** begin Stored records **

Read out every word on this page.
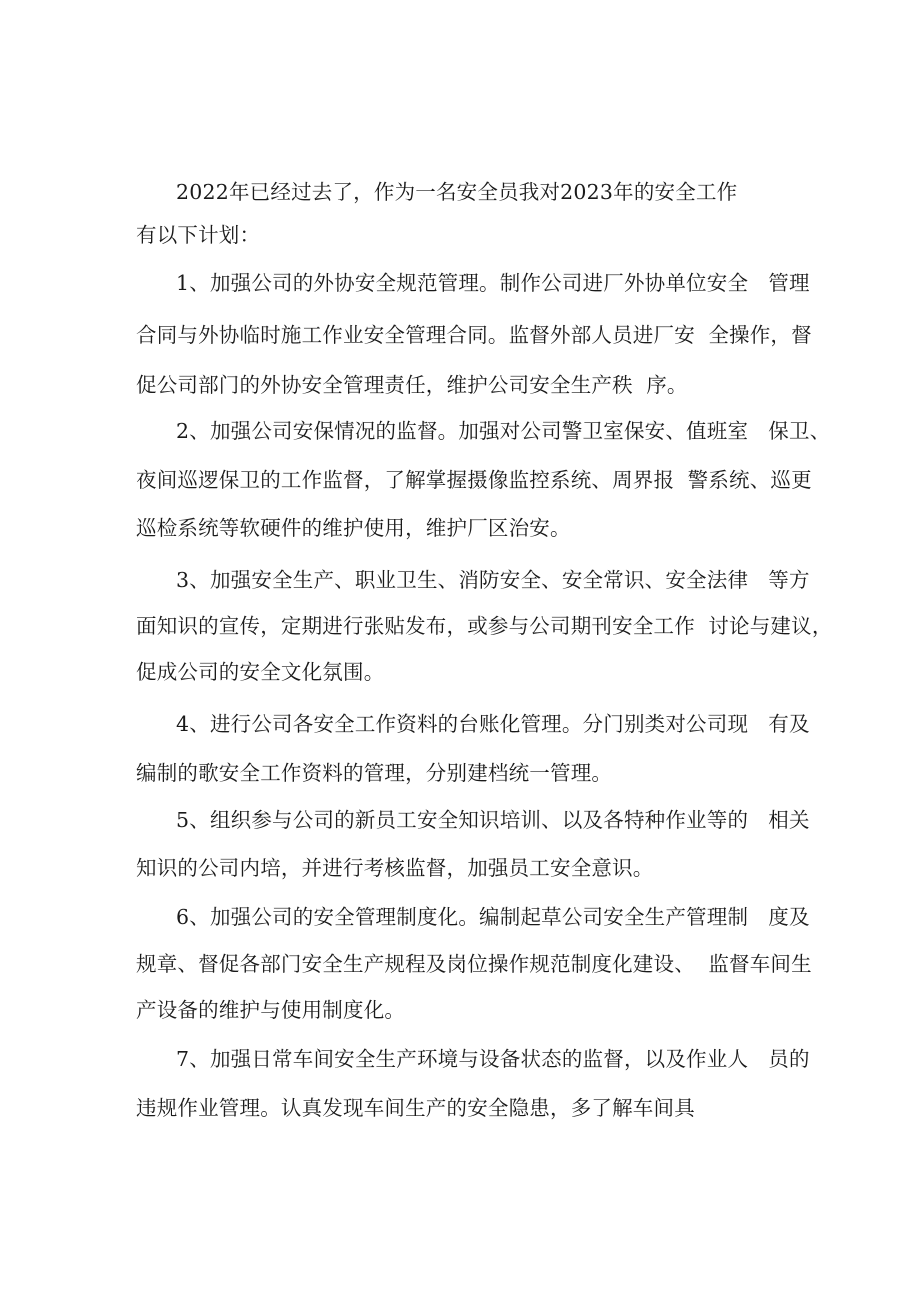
2022年已经过去了，作为一名安全员我对2023年的安全工作
有以下计划：
1、加强公司的外协安全规范管理。制作公司进厂外协单位安全   管理
合同与外协临时施工作业安全管理合同。监督外部人员进厂安  全操作，督
促公司部门的外协安全管理责任，维护公司安全生产秩  序。
2、加强公司安保情况的监督。加强对公司警卫室保安、值班室   保卫、
夜间巡逻保卫的工作监督，了解掌握摄像监控系统、周界报  警系统、巡更
巡检系统等软硬件的维护使用，维护厂区治安。
3、加强安全生产、职业卫生、消防安全、安全常识、安全法律   等方
面知识的宣传，定期进行张贴发布，或参与公司期刊安全工作  讨论与建议，
促成公司的安全文化氛围。
4、进行公司各安全工作资料的台账化管理。分门别类对公司现   有及
编制的歌安全工作资料的管理，分别建档统一管理。
5、组织参与公司的新员工安全知识培训、以及各特种作业等的   相关
知识的公司内培，并进行考核监督，加强员工安全意识。
6、加强公司的安全管理制度化。编制起草公司安全生产管理制   度及
规章、督促各部门安全生产规程及岗位操作规范制度化建设、  监督车间生
产设备的维护与使用制度化。
7、加强日常车间安全生产环境与设备状态的监督，以及作业人   员的
违规作业管理。认真发现车间生产的安全隐患，多了解车间具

** end Stored records **

Omit the pictures and give the material again, exactly and in full.

Read out every word on this page.
2022年已经过去了，作为一名安全员我对2023年的安全工作
有以下计划：
1、加强公司的外协安全规范管理。制作公司进厂外协单位安全   管理
合同与外协临时施工作业安全管理合同。监督外部人员进厂安  全操作，督
促公司部门的外协安全管理责任，维护公司安全生产秩  序。
2、加强公司安保情况的监督。加强对公司警卫室保安、值班室   保卫、
夜间巡逻保卫的工作监督，了解掌握摄像监控系统、周界报  警系统、巡更
巡检系统等软硬件的维护使用，维护厂区治安。
3、加强安全生产、职业卫生、消防安全、安全常识、安全法律   等方
面知识的宣传，定期进行张贴发布，或参与公司期刊安全工作  讨论与建议，
促成公司的安全文化氛围。
4、进行公司各安全工作资料的台账化管理。分门别类对公司现   有及
编制的歌安全工作资料的管理，分别建档统一管理。
5、组织参与公司的新员工安全知识培训、以及各特种作业等的   相关
知识的公司内培，并进行考核监督，加强员工安全意识。
6、加强公司的安全管理制度化。编制起草公司安全生产管理制   度及
规章、督促各部门安全生产规程及岗位操作规范制度化建设、  监督车间生
产设备的维护与使用制度化。
7、加强日常车间安全生产环境与设备状态的监督，以及作业人   员的
违规作业管理。认真发现车间生产的安全隐患，多了解车间具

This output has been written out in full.